----- Data provided

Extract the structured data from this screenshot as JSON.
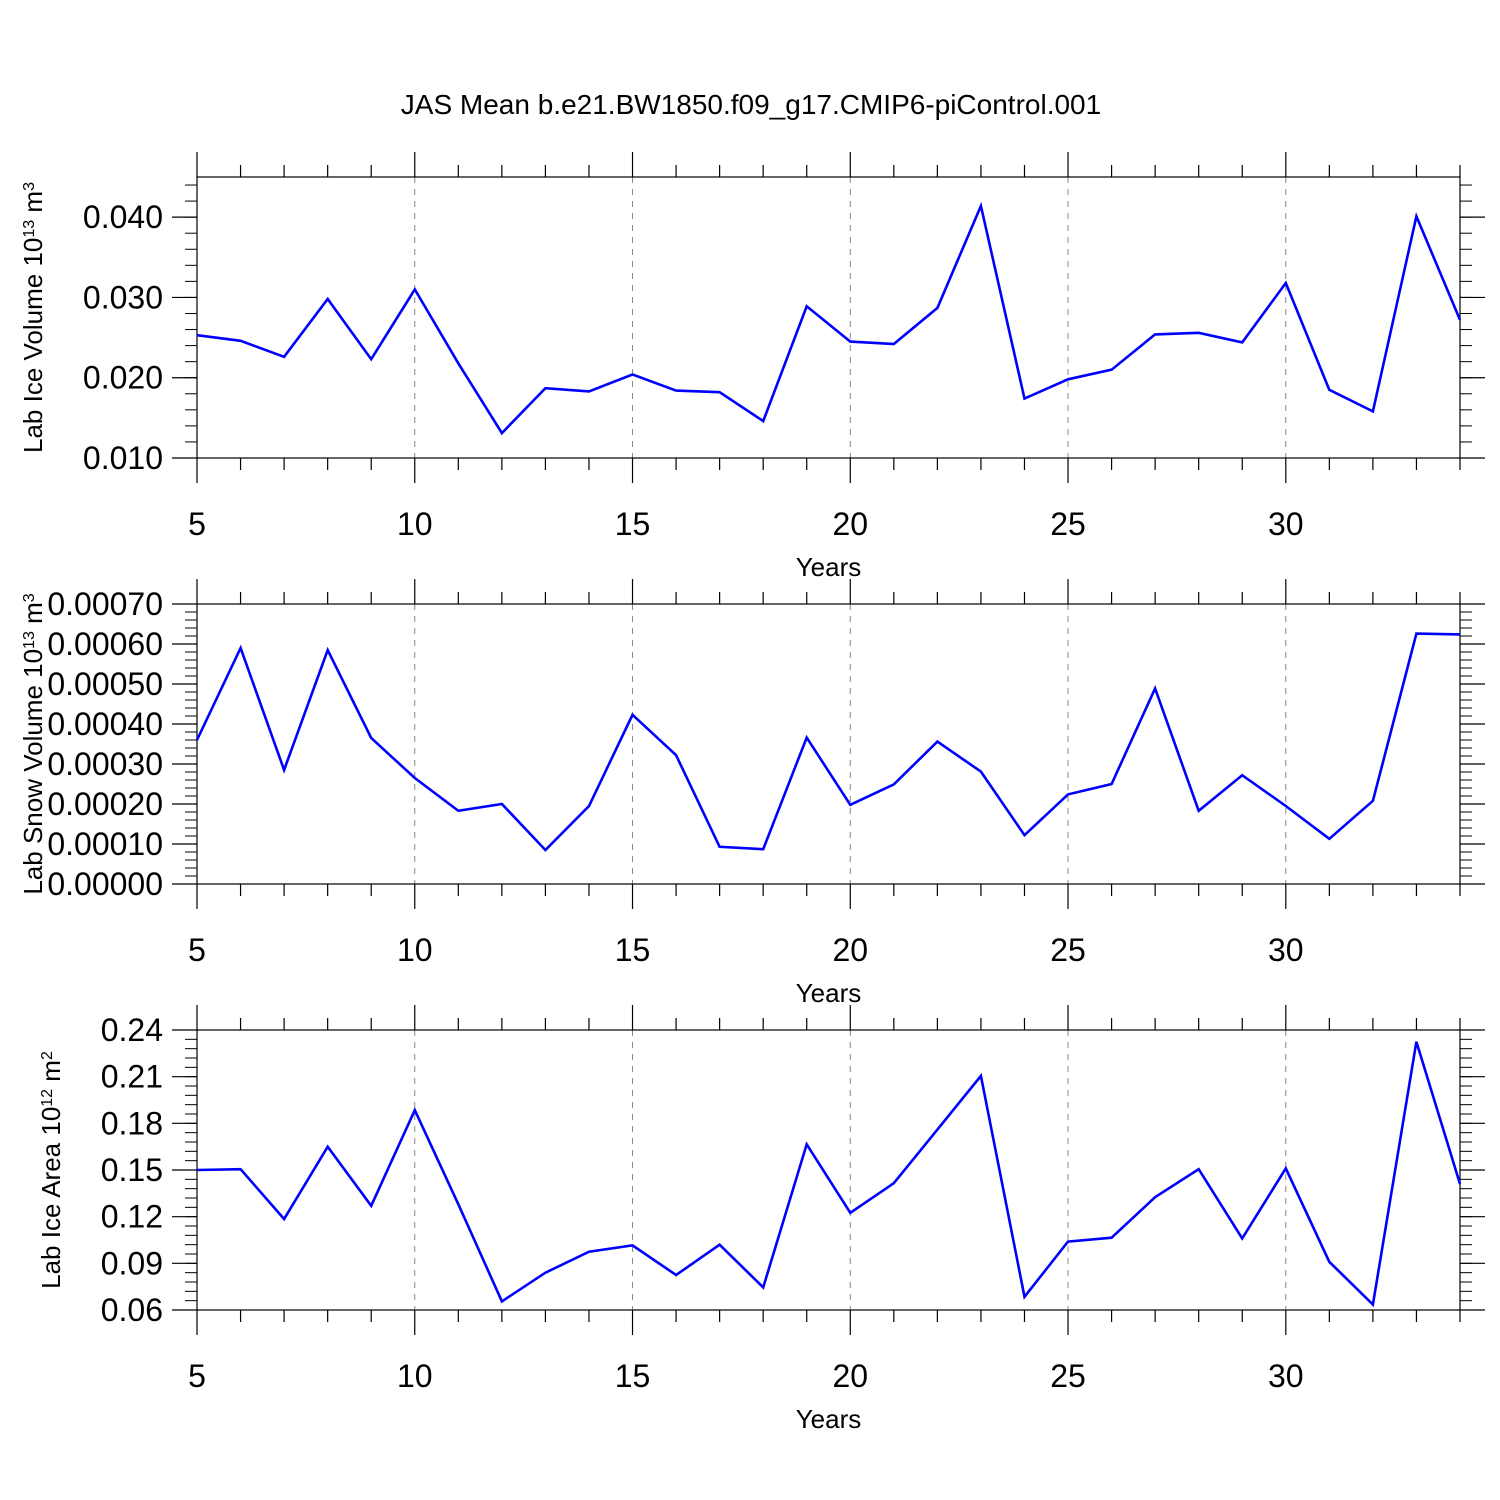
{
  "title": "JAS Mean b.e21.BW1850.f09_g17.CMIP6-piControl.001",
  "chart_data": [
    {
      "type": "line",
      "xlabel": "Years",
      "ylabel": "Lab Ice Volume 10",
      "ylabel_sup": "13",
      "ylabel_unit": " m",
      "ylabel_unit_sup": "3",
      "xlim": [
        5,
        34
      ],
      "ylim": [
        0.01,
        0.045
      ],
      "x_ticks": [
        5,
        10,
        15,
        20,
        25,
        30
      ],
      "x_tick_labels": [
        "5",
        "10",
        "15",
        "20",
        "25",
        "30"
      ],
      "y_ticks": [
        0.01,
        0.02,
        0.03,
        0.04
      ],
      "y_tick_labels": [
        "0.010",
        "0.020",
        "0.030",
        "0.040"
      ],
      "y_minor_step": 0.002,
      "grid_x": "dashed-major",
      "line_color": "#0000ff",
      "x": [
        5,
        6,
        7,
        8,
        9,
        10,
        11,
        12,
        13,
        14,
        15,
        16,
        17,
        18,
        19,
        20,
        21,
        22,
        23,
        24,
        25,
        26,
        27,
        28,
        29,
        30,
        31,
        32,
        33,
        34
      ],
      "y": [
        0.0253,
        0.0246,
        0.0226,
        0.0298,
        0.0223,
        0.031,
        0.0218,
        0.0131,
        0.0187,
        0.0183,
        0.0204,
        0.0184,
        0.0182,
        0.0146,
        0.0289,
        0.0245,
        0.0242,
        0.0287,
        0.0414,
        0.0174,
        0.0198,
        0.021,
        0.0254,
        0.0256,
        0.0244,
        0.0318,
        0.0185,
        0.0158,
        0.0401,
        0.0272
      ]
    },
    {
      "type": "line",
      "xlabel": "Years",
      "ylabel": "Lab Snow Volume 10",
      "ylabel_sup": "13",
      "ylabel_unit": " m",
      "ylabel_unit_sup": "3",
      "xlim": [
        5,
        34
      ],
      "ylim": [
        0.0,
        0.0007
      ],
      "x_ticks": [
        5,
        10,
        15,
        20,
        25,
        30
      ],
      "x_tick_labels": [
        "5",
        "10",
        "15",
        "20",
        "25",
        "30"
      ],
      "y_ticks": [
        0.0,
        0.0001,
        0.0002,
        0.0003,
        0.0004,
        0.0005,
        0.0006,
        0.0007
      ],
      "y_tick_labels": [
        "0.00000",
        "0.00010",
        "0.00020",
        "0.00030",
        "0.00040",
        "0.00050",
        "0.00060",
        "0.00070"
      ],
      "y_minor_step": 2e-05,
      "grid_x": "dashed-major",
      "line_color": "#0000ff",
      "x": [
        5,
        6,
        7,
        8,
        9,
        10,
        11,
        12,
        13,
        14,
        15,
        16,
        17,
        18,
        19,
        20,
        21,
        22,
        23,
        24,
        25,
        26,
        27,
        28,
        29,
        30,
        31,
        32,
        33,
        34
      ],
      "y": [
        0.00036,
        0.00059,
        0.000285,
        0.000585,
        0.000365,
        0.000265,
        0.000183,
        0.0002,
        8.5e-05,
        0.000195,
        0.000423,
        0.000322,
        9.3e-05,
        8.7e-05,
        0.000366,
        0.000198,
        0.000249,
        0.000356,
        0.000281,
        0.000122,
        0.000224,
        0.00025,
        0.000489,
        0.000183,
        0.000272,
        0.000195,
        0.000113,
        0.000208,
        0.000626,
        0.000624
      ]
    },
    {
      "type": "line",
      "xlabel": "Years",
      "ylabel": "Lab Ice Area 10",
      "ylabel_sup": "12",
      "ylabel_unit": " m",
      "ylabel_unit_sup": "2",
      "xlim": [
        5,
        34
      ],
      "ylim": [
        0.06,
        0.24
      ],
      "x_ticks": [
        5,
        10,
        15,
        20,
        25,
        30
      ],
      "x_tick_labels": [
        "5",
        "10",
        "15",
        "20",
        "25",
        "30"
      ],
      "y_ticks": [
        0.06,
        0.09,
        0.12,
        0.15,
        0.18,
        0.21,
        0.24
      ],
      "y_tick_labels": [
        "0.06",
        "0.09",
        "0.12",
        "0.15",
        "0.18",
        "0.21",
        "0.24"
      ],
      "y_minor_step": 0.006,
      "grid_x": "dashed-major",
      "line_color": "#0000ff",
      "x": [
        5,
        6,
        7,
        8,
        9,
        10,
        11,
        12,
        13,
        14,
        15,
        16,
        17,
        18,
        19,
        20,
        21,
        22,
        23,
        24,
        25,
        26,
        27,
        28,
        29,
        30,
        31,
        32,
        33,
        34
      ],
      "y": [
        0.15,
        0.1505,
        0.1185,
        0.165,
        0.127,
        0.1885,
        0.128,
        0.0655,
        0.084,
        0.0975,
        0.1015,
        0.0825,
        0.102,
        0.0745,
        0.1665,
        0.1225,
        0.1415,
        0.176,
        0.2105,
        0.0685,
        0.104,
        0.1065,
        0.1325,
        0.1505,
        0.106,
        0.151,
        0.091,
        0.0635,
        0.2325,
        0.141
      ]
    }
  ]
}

----------
----- Data provided

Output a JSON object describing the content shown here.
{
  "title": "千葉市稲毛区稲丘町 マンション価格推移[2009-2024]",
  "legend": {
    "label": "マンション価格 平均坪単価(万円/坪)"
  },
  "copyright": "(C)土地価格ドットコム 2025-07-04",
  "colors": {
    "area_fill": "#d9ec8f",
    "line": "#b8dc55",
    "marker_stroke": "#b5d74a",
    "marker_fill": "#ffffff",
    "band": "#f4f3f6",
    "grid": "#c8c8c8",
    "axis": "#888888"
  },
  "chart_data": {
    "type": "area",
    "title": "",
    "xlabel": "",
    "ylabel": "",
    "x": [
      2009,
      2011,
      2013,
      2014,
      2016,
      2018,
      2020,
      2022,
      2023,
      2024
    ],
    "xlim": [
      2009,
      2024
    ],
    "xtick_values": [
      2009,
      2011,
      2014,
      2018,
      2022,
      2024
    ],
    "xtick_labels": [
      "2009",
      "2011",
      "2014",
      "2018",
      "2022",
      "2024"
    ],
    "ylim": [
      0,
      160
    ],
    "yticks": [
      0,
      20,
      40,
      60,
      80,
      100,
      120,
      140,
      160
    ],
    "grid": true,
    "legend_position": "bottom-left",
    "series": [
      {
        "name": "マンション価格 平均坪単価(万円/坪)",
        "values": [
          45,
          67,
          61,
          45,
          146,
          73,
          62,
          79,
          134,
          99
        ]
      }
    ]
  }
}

----------
----- Data provided

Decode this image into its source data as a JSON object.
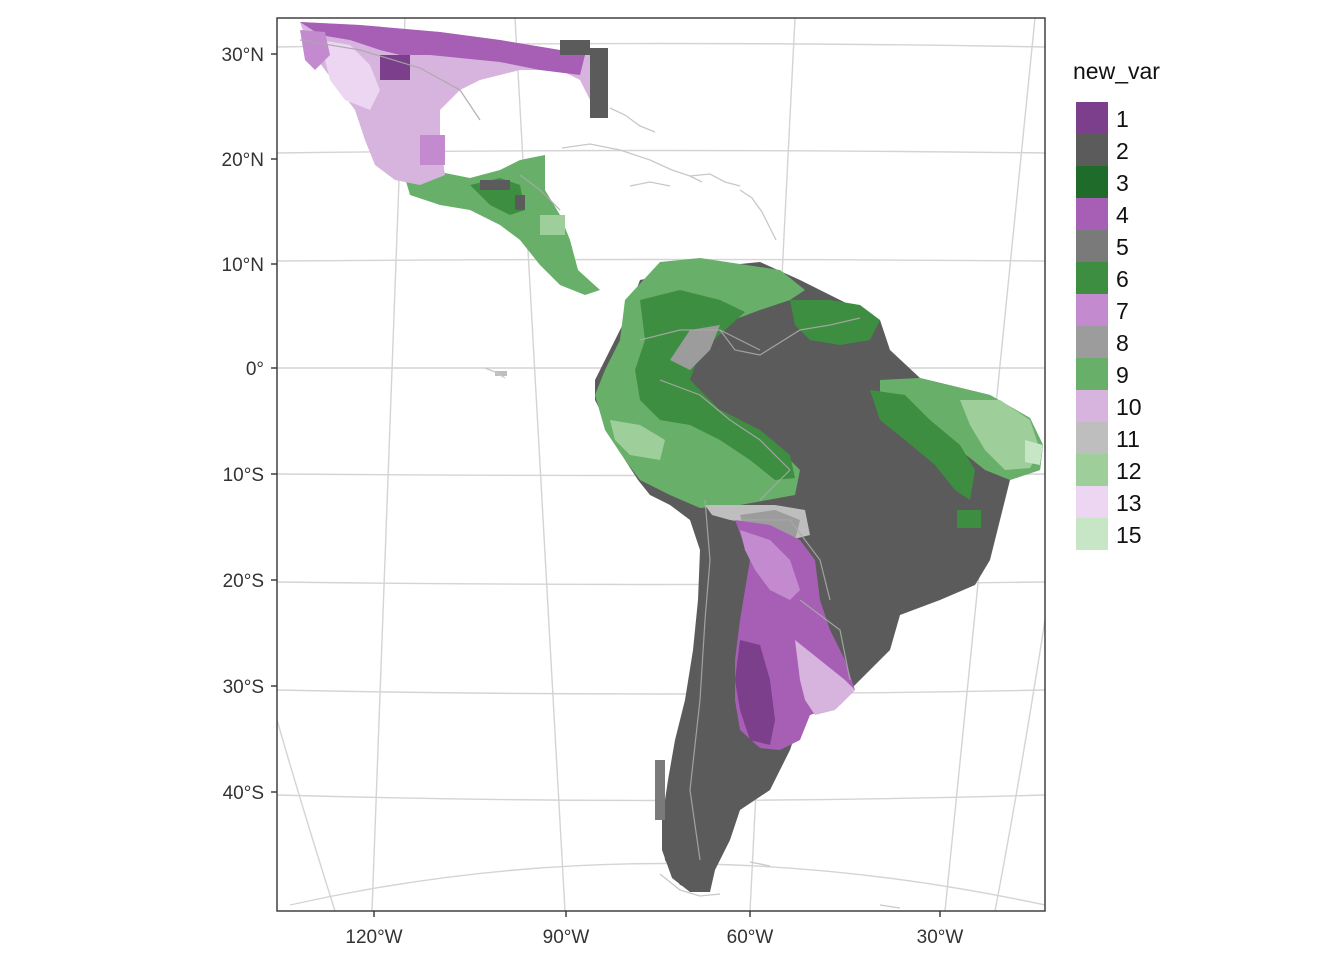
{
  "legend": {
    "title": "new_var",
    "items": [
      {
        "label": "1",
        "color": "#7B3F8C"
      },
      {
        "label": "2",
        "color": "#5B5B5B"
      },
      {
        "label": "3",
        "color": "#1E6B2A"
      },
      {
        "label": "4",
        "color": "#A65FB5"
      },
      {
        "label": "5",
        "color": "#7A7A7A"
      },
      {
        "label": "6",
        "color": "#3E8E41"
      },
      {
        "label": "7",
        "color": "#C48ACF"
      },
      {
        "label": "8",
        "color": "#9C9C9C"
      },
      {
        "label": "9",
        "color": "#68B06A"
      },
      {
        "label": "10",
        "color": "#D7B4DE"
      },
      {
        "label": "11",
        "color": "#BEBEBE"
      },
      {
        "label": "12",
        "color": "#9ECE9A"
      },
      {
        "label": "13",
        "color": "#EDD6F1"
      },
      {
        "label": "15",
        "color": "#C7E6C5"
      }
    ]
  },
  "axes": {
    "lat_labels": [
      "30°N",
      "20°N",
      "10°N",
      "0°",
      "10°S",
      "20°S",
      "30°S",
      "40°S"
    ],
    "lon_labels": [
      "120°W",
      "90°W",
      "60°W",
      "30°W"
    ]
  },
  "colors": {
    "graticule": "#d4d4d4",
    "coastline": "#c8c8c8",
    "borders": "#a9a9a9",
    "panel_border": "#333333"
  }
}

----------

§ **Written instruction**
Pick out each line above that includes "title" and show it.

§ **Task result**
  "title": "JAS Mean b.e21.BW1850.f09_g17.CMIP6-piControl.001",
  "title": "千葉市稲毛区稲丘町 マンション価格推移[2009-2024]",
    "title": "",
    "title": "new_var",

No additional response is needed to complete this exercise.